== Supplied entries ==

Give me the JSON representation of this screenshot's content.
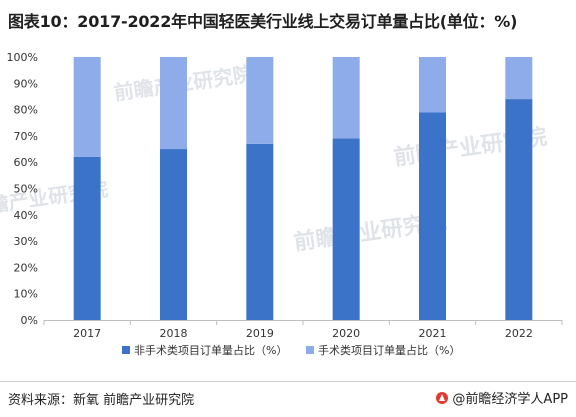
{
  "title": "图表10：2017-2022年中国轻医美行业线上交易订单量占比(单位：%)",
  "source": "资料来源：新氧 前瞻产业研究院",
  "brand": "@前瞻经济学人APP",
  "watermark": "前瞻产业研究院",
  "colors": {
    "series1": "#3a73c7",
    "series2": "#8eacea",
    "axis": "#bfbfbf"
  },
  "icons": {
    "brand": "front-brand-icon"
  },
  "chart_data": {
    "type": "bar",
    "stacked": true,
    "categories": [
      "2017",
      "2018",
      "2019",
      "2020",
      "2021",
      "2022"
    ],
    "series": [
      {
        "name": "非手术类项目订单量占比（%）",
        "values": [
          62,
          65,
          67,
          69,
          79,
          84
        ]
      },
      {
        "name": "手术类项目订单量占比（%）",
        "values": [
          38,
          35,
          33,
          31,
          21,
          16
        ]
      }
    ],
    "y_ticks": [
      "0%",
      "10%",
      "20%",
      "30%",
      "40%",
      "50%",
      "60%",
      "70%",
      "80%",
      "90%",
      "100%"
    ],
    "ylim": [
      0,
      100
    ],
    "grid": false,
    "legend_position": "bottom"
  }
}
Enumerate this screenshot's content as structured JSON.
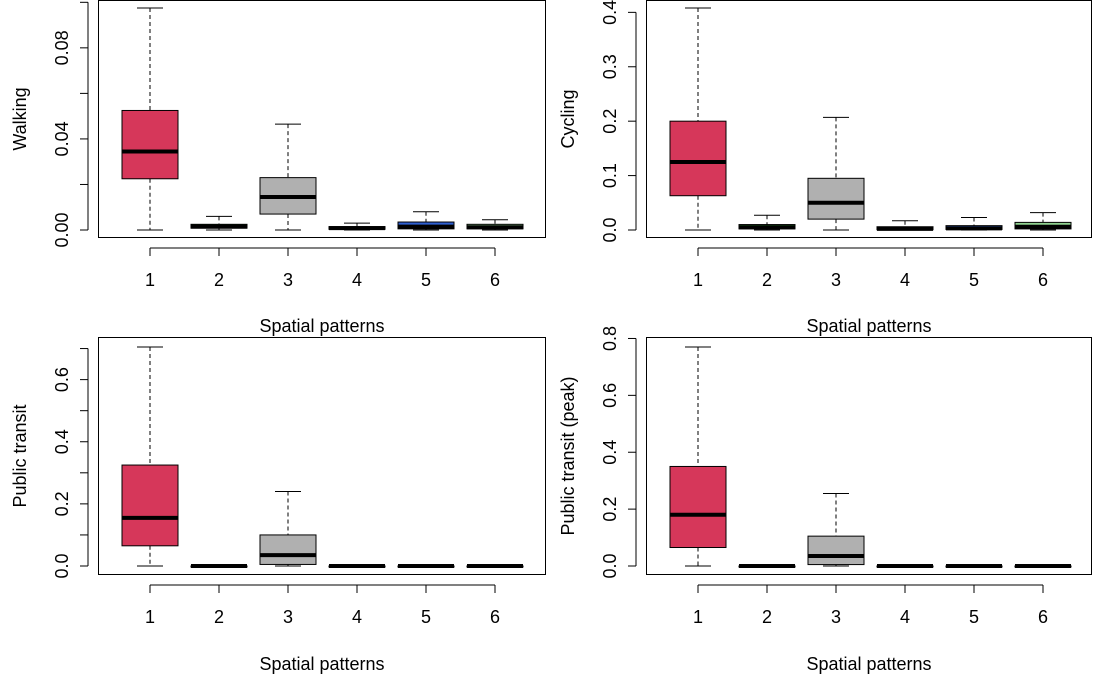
{
  "chart_data": [
    {
      "type": "box",
      "ylabel": "Walking",
      "xlabel": "Spatial patterns",
      "categories": [
        "1",
        "2",
        "3",
        "4",
        "5",
        "6"
      ],
      "ylim": [
        0,
        0.1
      ],
      "yticks": [
        0.0,
        0.02,
        0.04,
        0.06,
        0.08,
        0.1
      ],
      "ytick_labels": [
        "0.00",
        "",
        "0.04",
        "",
        "0.08",
        ""
      ],
      "boxes": [
        {
          "category": "1",
          "whisker_low": 0.0,
          "q1": 0.0225,
          "median": 0.0345,
          "q3": 0.0525,
          "whisker_high": 0.0975,
          "color": "#d6375a"
        },
        {
          "category": "2",
          "whisker_low": 0.0,
          "q1": 0.0008,
          "median": 0.0015,
          "q3": 0.0025,
          "whisker_high": 0.006,
          "color": "#2aa02a"
        },
        {
          "category": "3",
          "whisker_low": 0.0,
          "q1": 0.007,
          "median": 0.0145,
          "q3": 0.023,
          "whisker_high": 0.0465,
          "color": "#b0b0b0"
        },
        {
          "category": "4",
          "whisker_low": 0.0,
          "q1": 0.0003,
          "median": 0.0008,
          "q3": 0.0015,
          "whisker_high": 0.003,
          "color": "#e07070"
        },
        {
          "category": "5",
          "whisker_low": 0.0,
          "q1": 0.0005,
          "median": 0.0015,
          "q3": 0.0035,
          "whisker_high": 0.008,
          "color": "#2f5fd0"
        },
        {
          "category": "6",
          "whisker_low": 0.0,
          "q1": 0.0005,
          "median": 0.0012,
          "q3": 0.0025,
          "whisker_high": 0.0045,
          "color": "#8fd18f"
        }
      ]
    },
    {
      "type": "box",
      "ylabel": "Cycling",
      "xlabel": "Spatial patterns",
      "categories": [
        "1",
        "2",
        "3",
        "4",
        "5",
        "6"
      ],
      "ylim": [
        0,
        0.41
      ],
      "yticks": [
        0.0,
        0.1,
        0.2,
        0.3,
        0.4
      ],
      "ytick_labels": [
        "0.0",
        "0.1",
        "0.2",
        "0.3",
        "0.4"
      ],
      "boxes": [
        {
          "category": "1",
          "whisker_low": 0.0,
          "q1": 0.063,
          "median": 0.125,
          "q3": 0.2,
          "whisker_high": 0.408,
          "color": "#d6375a"
        },
        {
          "category": "2",
          "whisker_low": 0.0,
          "q1": 0.002,
          "median": 0.005,
          "q3": 0.01,
          "whisker_high": 0.027,
          "color": "#2aa02a"
        },
        {
          "category": "3",
          "whisker_low": 0.0,
          "q1": 0.02,
          "median": 0.05,
          "q3": 0.095,
          "whisker_high": 0.207,
          "color": "#b0b0b0"
        },
        {
          "category": "4",
          "whisker_low": 0.0,
          "q1": 0.0005,
          "median": 0.002,
          "q3": 0.006,
          "whisker_high": 0.017,
          "color": "#e07070"
        },
        {
          "category": "5",
          "whisker_low": 0.0,
          "q1": 0.001,
          "median": 0.003,
          "q3": 0.008,
          "whisker_high": 0.023,
          "color": "#2f5fd0"
        },
        {
          "category": "6",
          "whisker_low": 0.0,
          "q1": 0.002,
          "median": 0.006,
          "q3": 0.014,
          "whisker_high": 0.032,
          "color": "#8fd18f"
        }
      ]
    },
    {
      "type": "box",
      "ylabel": "Public transit",
      "xlabel": "Spatial patterns",
      "categories": [
        "1",
        "2",
        "3",
        "4",
        "5",
        "6"
      ],
      "ylim": [
        0,
        0.7
      ],
      "yticks": [
        0.0,
        0.1,
        0.2,
        0.3,
        0.4,
        0.5,
        0.6,
        0.7
      ],
      "ytick_labels": [
        "0.0",
        "",
        "0.2",
        "",
        "0.4",
        "",
        "0.6",
        ""
      ],
      "boxes": [
        {
          "category": "1",
          "whisker_low": 0.0,
          "q1": 0.065,
          "median": 0.155,
          "q3": 0.325,
          "whisker_high": 0.705,
          "color": "#d6375a"
        },
        {
          "category": "2",
          "whisker_low": 0.0,
          "q1": 0.0,
          "median": 0.0,
          "q3": 0.0,
          "whisker_high": 0.0,
          "color": "#2aa02a"
        },
        {
          "category": "3",
          "whisker_low": 0.0,
          "q1": 0.005,
          "median": 0.035,
          "q3": 0.1,
          "whisker_high": 0.24,
          "color": "#b0b0b0"
        },
        {
          "category": "4",
          "whisker_low": 0.0,
          "q1": 0.0,
          "median": 0.0,
          "q3": 0.0,
          "whisker_high": 0.0,
          "color": "#e07070"
        },
        {
          "category": "5",
          "whisker_low": 0.0,
          "q1": 0.0,
          "median": 0.0,
          "q3": 0.0,
          "whisker_high": 0.0,
          "color": "#2f5fd0"
        },
        {
          "category": "6",
          "whisker_low": 0.0,
          "q1": 0.0,
          "median": 0.0,
          "q3": 0.0,
          "whisker_high": 0.0,
          "color": "#8fd18f"
        }
      ]
    },
    {
      "type": "box",
      "ylabel": "Public transit (peak)",
      "xlabel": "Spatial patterns",
      "categories": [
        "1",
        "2",
        "3",
        "4",
        "5",
        "6"
      ],
      "ylim": [
        0,
        0.8
      ],
      "yticks": [
        0.0,
        0.2,
        0.4,
        0.6,
        0.8
      ],
      "ytick_labels": [
        "0.0",
        "0.2",
        "0.4",
        "0.6",
        "0.8"
      ],
      "boxes": [
        {
          "category": "1",
          "whisker_low": 0.0,
          "q1": 0.065,
          "median": 0.18,
          "q3": 0.35,
          "whisker_high": 0.77,
          "color": "#d6375a"
        },
        {
          "category": "2",
          "whisker_low": 0.0,
          "q1": 0.0,
          "median": 0.0,
          "q3": 0.0,
          "whisker_high": 0.0,
          "color": "#2aa02a"
        },
        {
          "category": "3",
          "whisker_low": 0.0,
          "q1": 0.005,
          "median": 0.035,
          "q3": 0.105,
          "whisker_high": 0.255,
          "color": "#b0b0b0"
        },
        {
          "category": "4",
          "whisker_low": 0.0,
          "q1": 0.0,
          "median": 0.0,
          "q3": 0.0,
          "whisker_high": 0.0,
          "color": "#e07070"
        },
        {
          "category": "5",
          "whisker_low": 0.0,
          "q1": 0.0,
          "median": 0.0,
          "q3": 0.0,
          "whisker_high": 0.0,
          "color": "#2f5fd0"
        },
        {
          "category": "6",
          "whisker_low": 0.0,
          "q1": 0.0,
          "median": 0.0,
          "q3": 0.0,
          "whisker_high": 0.0,
          "color": "#8fd18f"
        }
      ]
    }
  ]
}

===

Short task
Copy out each line of the data containing the string "前瞻产业研究院".

Response to the exercise
  "source": "资料来源：新氧 前瞻产业研究院",
  "watermark": "前瞻产业研究院",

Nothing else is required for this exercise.